> [TASK DETAILS] Repeat all the material exactly; pictures stay out of your copy.

> [DATA LISTING]

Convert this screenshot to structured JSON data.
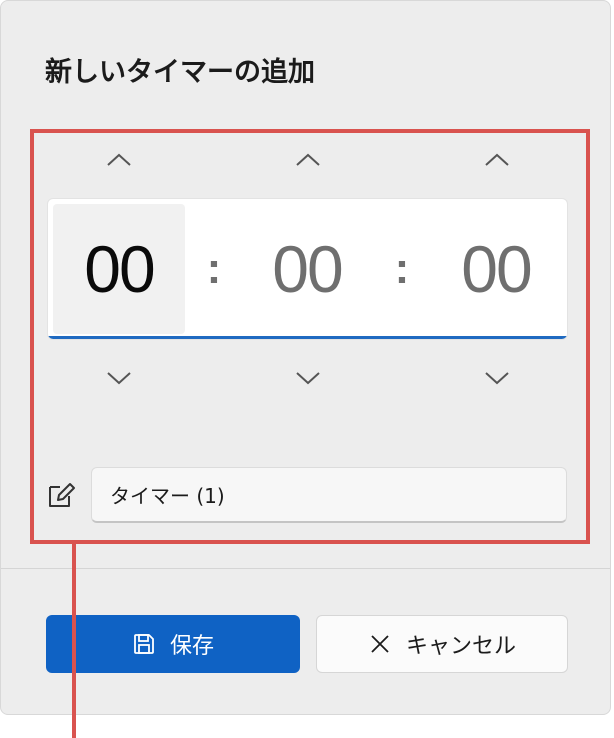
{
  "dialog": {
    "title": "新しいタイマーの追加",
    "time": {
      "hours": "00",
      "minutes": "00",
      "seconds": "00",
      "separator": ":"
    },
    "name_field": {
      "value": "タイマー (1)"
    },
    "buttons": {
      "save_label": "保存",
      "cancel_label": "キャンセル"
    }
  },
  "colors": {
    "accent": "#0f62c4",
    "highlight": "#d9534f",
    "background": "#ededed"
  },
  "icons": [
    "chevron-up-icon",
    "chevron-down-icon",
    "edit-icon",
    "save-icon",
    "close-icon"
  ]
}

> [RESPONSE TO THE EXERCISE]
Convert this screenshot to structured JSON data.
{
  "dialog": {
    "title": "新しいタイマーの追加",
    "time": {
      "hours": "00",
      "minutes": "00",
      "seconds": "00",
      "separator": ":"
    },
    "name_field": {
      "value": "タイマー (1)"
    },
    "buttons": {
      "save_label": "保存",
      "cancel_label": "キャンセル"
    }
  },
  "colors": {
    "accent": "#0f62c4",
    "highlight": "#d9534f",
    "background": "#ededed"
  },
  "icons": [
    "chevron-up-icon",
    "chevron-down-icon",
    "edit-icon",
    "save-icon",
    "close-icon"
  ]
}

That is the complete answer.